_Set exercise:_ Please turn the lines of the listing below into a numbered list, skipping blank lines and leaving out any pictures.

*****

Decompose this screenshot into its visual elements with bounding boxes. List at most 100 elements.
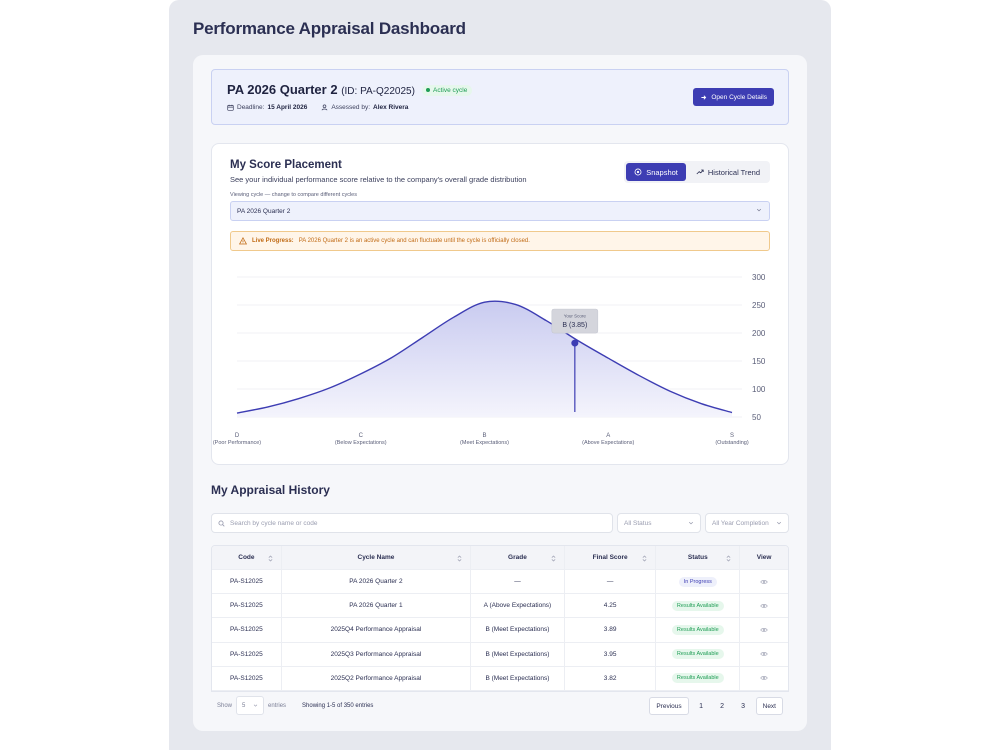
- cycle-title: PA 2026 Quarter 2 (ID: PA-Q22025): [227, 82, 415, 97]
- x-tick-sublabel: (Poor Performance): [213, 440, 261, 446]
- x-tick-label: S: [730, 433, 734, 439]
- score-placement-panel: My Score Placement See your individual p…: [211, 143, 789, 465]
- eye-icon[interactable]: [760, 651, 768, 657]
- history-search-input[interactable]: Search by cycle name or code: [211, 513, 613, 533]
- code-cell: PA-S12025: [212, 618, 282, 642]
- next-page-button[interactable]: Next: [755, 697, 783, 715]
- status-dot-icon: [426, 88, 430, 93]
- x-tick-sublabel: (Above Expectations): [582, 440, 634, 446]
- chevron-down-icon: [688, 521, 694, 525]
- search-placeholder: Search by cycle name or code: [230, 519, 318, 527]
- sort-icon: [726, 555, 731, 562]
- cycle-name-cell: 2025Q3 Performance Appraisal: [282, 642, 472, 666]
- column-header-label: Final Score: [592, 554, 628, 561]
- user-icon: [322, 104, 328, 111]
- cycle-id: (ID: PA-Q22025): [341, 86, 415, 97]
- historical-trend-tab[interactable]: Historical Trend: [688, 163, 768, 181]
- column-header-label: Grade: [508, 554, 527, 561]
- score-marker-point[interactable]: [571, 339, 579, 347]
- x-tick-label: B: [482, 433, 486, 439]
- eye-icon[interactable]: [760, 675, 768, 681]
- y-tick-label: 300: [752, 273, 766, 282]
- page-size-value: 5: [242, 702, 246, 709]
- view-cell: [740, 643, 788, 666]
- status-cell: Results Available: [656, 666, 741, 690]
- chevron-down-icon: [756, 208, 762, 212]
- column-header-code[interactable]: Code: [212, 546, 282, 569]
- pagination: Previous 1 2 3 Next: [649, 697, 783, 715]
- status-cell: Results Available: [656, 642, 741, 666]
- cycle-name-cell: 2025Q2 Performance Appraisal: [282, 666, 472, 690]
- open-cycle-details-button[interactable]: Open Cycle Details: [693, 88, 774, 106]
- previous-page-button[interactable]: Previous: [649, 697, 689, 715]
- view-cell: [740, 570, 788, 593]
- badge-label: Active cycle: [433, 87, 468, 94]
- entries-label: entries: [268, 702, 287, 709]
- status-filter-value: All Status: [624, 519, 652, 527]
- cycle-select-value: PA 2026 Quarter 2: [237, 207, 291, 215]
- eye-icon[interactable]: [760, 603, 768, 609]
- status-filter-select[interactable]: All Status: [617, 513, 701, 533]
- alert-title: Live Progress:: [252, 238, 294, 244]
- page-size-control: Show 5 entries Showing 1-5 of 350 entrie…: [217, 696, 373, 715]
- page-2-button[interactable]: 2: [720, 702, 725, 710]
- final-score-cell: 3.89: [565, 618, 657, 642]
- cycle-banner: PA 2026 Quarter 2 (ID: PA-Q22025) Active…: [211, 69, 789, 125]
- code-cell: PA-S12025: [212, 642, 282, 666]
- page-size-select[interactable]: 5: [236, 696, 265, 715]
- status-badge: Results Available: [671, 673, 724, 684]
- y-tick-label: 100: [752, 385, 766, 394]
- y-tick-label: 150: [752, 357, 766, 366]
- deadline-label: Deadline:: [237, 104, 265, 111]
- table-header-row: Code Cycle Name Grade Final Score Status…: [212, 546, 788, 570]
- appraisal-history-table: Code Cycle Name Grade Final Score Status…: [211, 545, 789, 692]
- eye-icon[interactable]: [760, 627, 768, 633]
- column-header-view: View: [740, 546, 788, 569]
- sort-icon: [457, 555, 462, 562]
- deadline-value: 15 April 2026: [267, 104, 308, 111]
- x-tick-label: D: [235, 433, 240, 439]
- code-cell: PA-S12025: [212, 666, 282, 690]
- column-header-final-score[interactable]: Final Score: [565, 546, 657, 569]
- column-header-grade[interactable]: Grade: [471, 546, 565, 569]
- score-placement-subtitle: See your individual performance score re…: [230, 175, 527, 184]
- year-filter-select[interactable]: All Year Completion: [705, 513, 789, 533]
- final-score-cell: 3.82: [565, 666, 657, 690]
- arrow-right-icon: [701, 94, 707, 100]
- warning-icon: [239, 237, 247, 245]
- table-row: PA-S12025 2025Q2 Performance Appraisal B (…: [212, 666, 788, 691]
- chevron-down-icon: [253, 704, 258, 707]
- search-icon: [218, 519, 225, 527]
- tooltip-title: Your Score: [564, 314, 587, 319]
- final-score-cell: 4.25: [565, 594, 657, 618]
- y-tick-label: 250: [752, 301, 766, 310]
- eye-icon[interactable]: [760, 579, 768, 585]
- column-header-label: View: [756, 554, 772, 561]
- column-header-status[interactable]: Status: [656, 546, 741, 569]
- y-tick-label: 50: [752, 413, 761, 422]
- code-cell: PA-S12025: [212, 570, 282, 594]
- page-1-button[interactable]: 1: [699, 702, 704, 710]
- status-badge: Results Available: [671, 649, 724, 660]
- x-tick-sublabel: (Below Expectations): [335, 440, 387, 446]
- status-cell: Results Available: [656, 618, 741, 642]
- assessor-value: Alex Rivera: [373, 104, 409, 111]
- open-cycle-details-label: Open Cycle Details: [711, 93, 767, 101]
- snapshot-tab[interactable]: Snapshot: [626, 163, 686, 181]
- x-tick-label: A: [606, 433, 610, 439]
- year-filter-value: All Year Completion: [712, 519, 769, 527]
- calendar-icon: [227, 104, 234, 111]
- table-body: PA-S12025 PA 2026 Quarter 2— — In Progress P…: [212, 570, 788, 691]
- final-score-cell: 3.95: [565, 642, 657, 666]
- cycle-select[interactable]: PA 2026 Quarter 2: [230, 201, 770, 221]
- page-3-button[interactable]: 3: [741, 702, 746, 710]
- active-cycle-badge: Active cycle: [422, 85, 473, 96]
- table-row: PA-S12025 PA 2026 Quarter 2— — In Progress: [212, 570, 788, 595]
- assessor-label: Assessed by:: [331, 104, 371, 111]
- show-label: Show: [217, 702, 233, 709]
- chevron-down-icon: [776, 521, 782, 525]
- column-header-cycle-name[interactable]: Cycle Name: [282, 546, 472, 569]
- table-row: PA-S12025 2025Q4 Performance Appraisal B (…: [212, 618, 788, 643]
- cycle-name-cell: PA 2026 Quarter 1: [282, 594, 472, 618]
- cycle-name: PA 2026 Quarter 2: [227, 82, 338, 97]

*****

_Expected output:_
1. Decompose this screenshot into its visual elements with bounding boxes. List at most 100 elements.
2. - cycle-title: PA 2026 Quarter 2 (ID: PA-Q22025): [227, 82, 415, 97]
3. - x-tick-sublabel: (Poor Performance): [213, 440, 261, 446]
4. - x-tick-label: S: [730, 433, 734, 439]
5. - score-placement-panel: My Score Placement See your individual p…: [211, 143, 789, 465]
6. - eye-icon[interactable]: [760, 651, 768, 657]
7. - history-search-input[interactable]: Search by cycle name or code: [211, 513, 613, 533]
8. - code-cell: PA-S12025: [212, 618, 282, 642]
9. - next-page-button[interactable]: Next: [755, 697, 783, 715]
10. - status-dot-icon: [426, 88, 430, 93]
11. - x-tick-sublabel: (Above Expectations): [582, 440, 634, 446]
12. - chevron-down-icon: [688, 521, 694, 525]
13. - search-placeholder: Search by cycle name or code: [230, 519, 318, 527]
14. - sort-icon: [726, 555, 731, 562]
15. - cycle-name-cell: 2025Q3 Performance Appraisal: [282, 642, 472, 666]
16. - column-header-label: Final Score: [592, 554, 628, 561]
17. - user-icon: [322, 104, 328, 111]
18. - cycle-id: (ID: PA-Q22025): [341, 86, 415, 97]
19. - historical-trend-tab[interactable]: Historical Trend: [688, 163, 768, 181]
20. - column-header-label: Grade: [508, 554, 527, 561]
21. - score-marker-point[interactable]: [571, 339, 579, 347]
22. - x-tick-label: B: [482, 433, 486, 439]
23. - eye-icon[interactable]: [760, 675, 768, 681]
24. - y-tick-label: 300: [752, 273, 766, 282]
25. - page-size-value: 5: [242, 702, 246, 709]
26. - view-cell: [740, 643, 788, 666]
27. - status-cell: Results Available: [656, 666, 741, 690]
28. - chevron-down-icon: [756, 208, 762, 212]
29. - column-header-code[interactable]: Code: [212, 546, 282, 569]
30. - pagination: Previous 1 2 3 Next: [649, 697, 783, 715]
31. - status-cell: Results Available: [656, 642, 741, 666]
32. - cycle-name-cell: 2025Q2 Performance Appraisal: [282, 666, 472, 690]
33. - open-cycle-details-button[interactable]: Open Cycle Details: [693, 88, 774, 106]
34. - previous-page-button[interactable]: Previous: [649, 697, 689, 715]
35. - view-cell: [740, 570, 788, 593]
36. - badge-label: Active cycle: [433, 87, 468, 94]
37. - entries-label: entries: [268, 702, 287, 709]
38. - status-filter-value: All Status: [624, 519, 652, 527]
39. - cycle-select-value: PA 2026 Quarter 2: [237, 207, 291, 215]
40. - eye-icon[interactable]: [760, 603, 768, 609]
41. - status-filter-select[interactable]: All Status: [617, 513, 701, 533]
42. - alert-title: Live Progress:: [252, 238, 294, 244]
43. - page-size-control: Show 5 entries Showing 1-5 of 350 entrie…: [217, 696, 373, 715]
44. - page-2-button[interactable]: 2: [720, 702, 725, 710]
45. - final-score-cell: 3.89: [565, 618, 657, 642]
46. - cycle-banner: PA 2026 Quarter 2 (ID: PA-Q22025) Active…: [211, 69, 789, 125]
47. - code-cell: PA-S12025: [212, 642, 282, 666]
48. - page-size-select[interactable]: 5: [236, 696, 265, 715]
49. - status-badge: Results Available: [671, 673, 724, 684]
50. - y-tick-label: 100: [752, 385, 766, 394]
51. - y-tick-label: 150: [752, 357, 766, 366]
52. - deadline-label: Deadline:: [237, 104, 265, 111]
53. - table-header-row: Code Cycle Name Grade Final Score Status…: [212, 546, 788, 570]
54. - appraisal-history-table: Code Cycle Name Grade Final Score Status…: [211, 545, 789, 692]
55. - eye-icon[interactable]: [760, 627, 768, 633]
56. - column-header-view: View: [740, 546, 788, 569]
57. - sort-icon: [457, 555, 462, 562]
58. - deadline-value: 15 April 2026: [267, 104, 308, 111]
59. - x-tick-label: D: [235, 433, 240, 439]
60. - code-cell: PA-S12025: [212, 666, 282, 690]
61. - column-header-final-score[interactable]: Final Score: [565, 546, 657, 569]
62. - column-header-grade[interactable]: Grade: [471, 546, 565, 569]
63. - score-placement-subtitle: See your individual performance score re…: [230, 175, 527, 184]
64. - year-filter-select[interactable]: All Year Completion: [705, 513, 789, 533]
65. - final-score-cell: 3.82: [565, 666, 657, 690]
66. - arrow-right-icon: [701, 94, 707, 100]
67. - warning-icon: [239, 237, 247, 245]
68. - table-row: PA-S12025 2025Q2 Performance Appraisal B (…: [212, 666, 788, 691]
69. - chevron-down-icon: [253, 704, 258, 707]
70. - search-icon: [218, 519, 225, 527]
71. - tooltip-title: Your Score: [564, 314, 587, 319]
72. - final-score-cell: 4.25: [565, 594, 657, 618]
73. - y-tick-label: 250: [752, 301, 766, 310]
74. - eye-icon[interactable]: [760, 579, 768, 585]
75. - column-header-label: View: [756, 554, 772, 561]
76. - column-header-status[interactable]: Status: [656, 546, 741, 569]
77. - y-tick-label: 50: [752, 413, 761, 422]
78. - code-cell: PA-S12025: [212, 570, 282, 594]
79. - page-1-button[interactable]: 1: [699, 702, 704, 710]
80. - status-badge: Results Available: [671, 649, 724, 660]
81. - x-tick-sublabel: (Below Expectations): [335, 440, 387, 446]
82. - status-cell: Results Available: [656, 618, 741, 642]
83. - assessor-value: Alex Rivera: [373, 104, 409, 111]
84. - open-cycle-details-label: Open Cycle Details: [711, 93, 767, 101]
85. - snapshot-tab[interactable]: Snapshot: [626, 163, 686, 181]
86. - x-tick-label: A: [606, 433, 610, 439]
87. - year-filter-value: All Year Completion: [712, 519, 769, 527]
88. - calendar-icon: [227, 104, 234, 111]
89. - table-body: PA-S12025 PA 2026 Quarter 2— — In Progress P…: [212, 570, 788, 691]
90. - final-score-cell: 3.95: [565, 642, 657, 666]
91. - cycle-select[interactable]: PA 2026 Quarter 2: [230, 201, 770, 221]
92. - page-3-button[interactable]: 3: [741, 702, 746, 710]
93. - active-cycle-badge: Active cycle: [422, 85, 473, 96]
94. - table-row: PA-S12025 PA 2026 Quarter 2— — In Progress: [212, 570, 788, 595]
95. - assessor-label: Assessed by:: [331, 104, 371, 111]
96. - show-label: Show: [217, 702, 233, 709]
97. - chevron-down-icon: [776, 521, 782, 525]
98. - column-header-cycle-name[interactable]: Cycle Name: [282, 546, 472, 569]
99. - table-row: PA-S12025 2025Q4 Performance Appraisal B (…: [212, 618, 788, 643]
100. - cycle-name-cell: PA 2026 Quarter 1: [282, 594, 472, 618]
101. - cycle-name: PA 2026 Quarter 2: [227, 82, 338, 97]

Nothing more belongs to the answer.